Set each entry down verbatim, omitting images.

[Items from a data source]
★ ★ ★

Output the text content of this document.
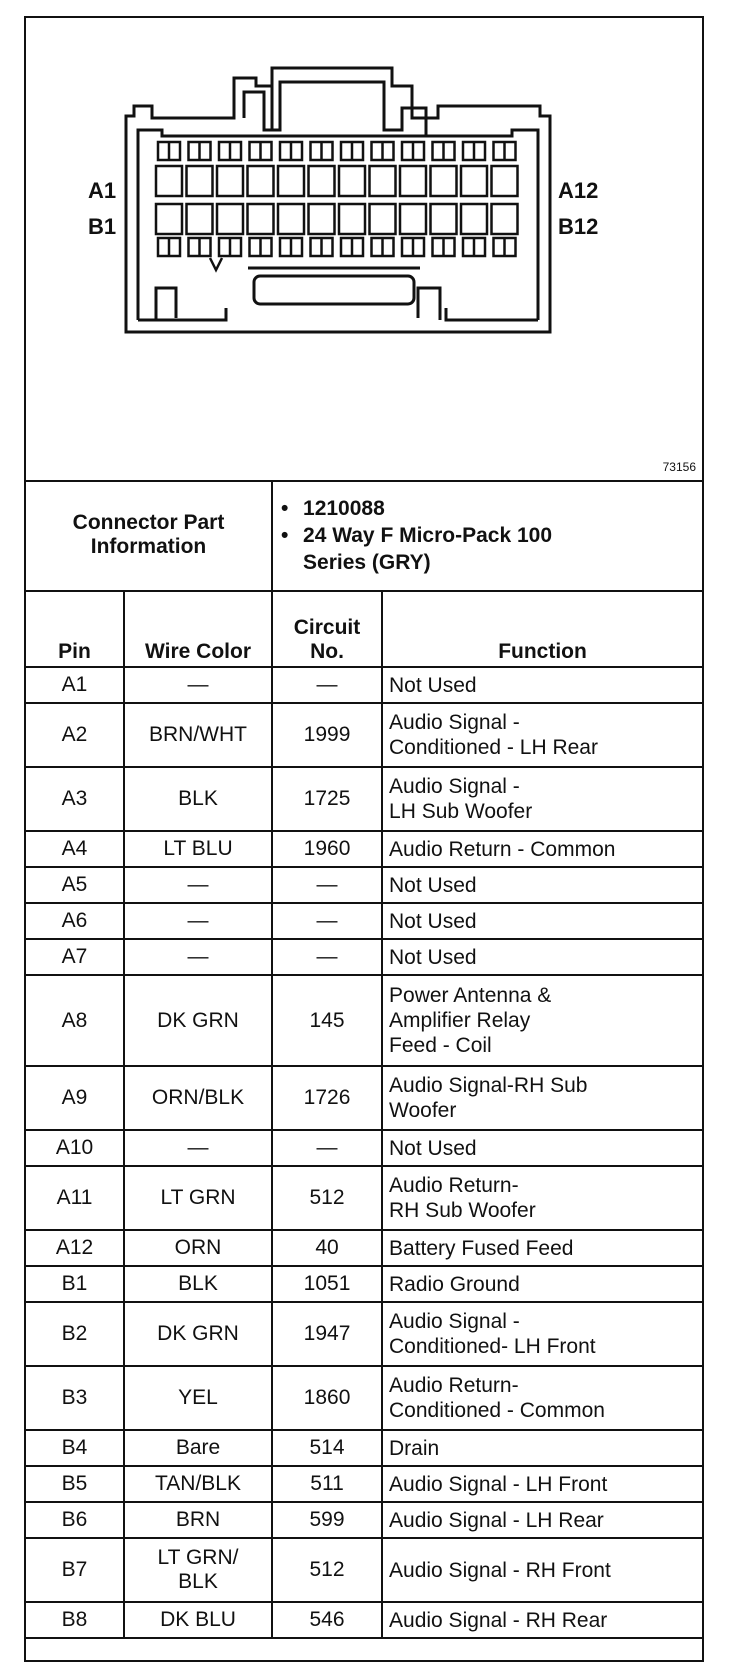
A1
B1
A12
B12
73156
Connector Part Information		• 1210088
• 24 Way F Micro-Pack 100
Series (GRY)	

Pin	Wire Color	Circuit
No.	Function
A1	—	—	Not Used
A2	BRN/WHT	1999	Audio Signal -
Conditioned - LH Rear
A3	BLK	1725	Audio Signal -
LH Sub Woofer
A4	LT BLU	1960	Audio Return - Common
A5	—	—	Not Used
A6	—	—	Not Used
A7	—	—	Not Used
A8	DK GRN	145	Power Antenna &
Amplifier Relay
Feed - Coil
A9	ORN/BLK	1726	Audio Signal-RH Sub
Woofer
A10	—	—	Not Used
A11	LT GRN	512	Audio Return-
RH Sub Woofer
A12	ORN	40	Battery Fused Feed
B1	BLK	1051	Radio Ground
B2	DK GRN	1947	Audio Signal -
Conditioned- LH Front
B3	YEL	1860	Audio Return-
Conditioned - Common
B4	Bare	514	Drain
B5	TAN/BLK	511	Audio Signal - LH Front
B6	BRN	599	Audio Signal - LH Rear
B7	LT GRN/
BLK	512	Audio Signal - RH Front
B8	DK BLU	546	Audio Signal - RH Rear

★ ★ ★

→ **Problem solution**:
Output the text content of this document.
A1
B1
A12
B12
73156
Connector Part Information		• 1210088
• 24 Way F Micro-Pack 100
Series (GRY)	

Pin	Wire Color	Circuit
No.	Function
A1	—	—	Not Used
A2	BRN/WHT	1999	Audio Signal -
Conditioned - LH Rear
A3	BLK	1725	Audio Signal -
LH Sub Woofer
A4	LT BLU	1960	Audio Return - Common
A5	—	—	Not Used
A6	—	—	Not Used
A7	—	—	Not Used
A8	DK GRN	145	Power Antenna &
Amplifier Relay
Feed - Coil
A9	ORN/BLK	1726	Audio Signal-RH Sub
Woofer
A10	—	—	Not Used
A11	LT GRN	512	Audio Return-
RH Sub Woofer
A12	ORN	40	Battery Fused Feed
B1	BLK	1051	Radio Ground
B2	DK GRN	1947	Audio Signal -
Conditioned- LH Front
B3	YEL	1860	Audio Return-
Conditioned - Common
B4	Bare	514	Drain
B5	TAN/BLK	511	Audio Signal - LH Front
B6	BRN	599	Audio Signal - LH Rear
B7	LT GRN/
BLK	512	Audio Signal - RH Front
B8	DK BLU	546	Audio Signal - RH Rear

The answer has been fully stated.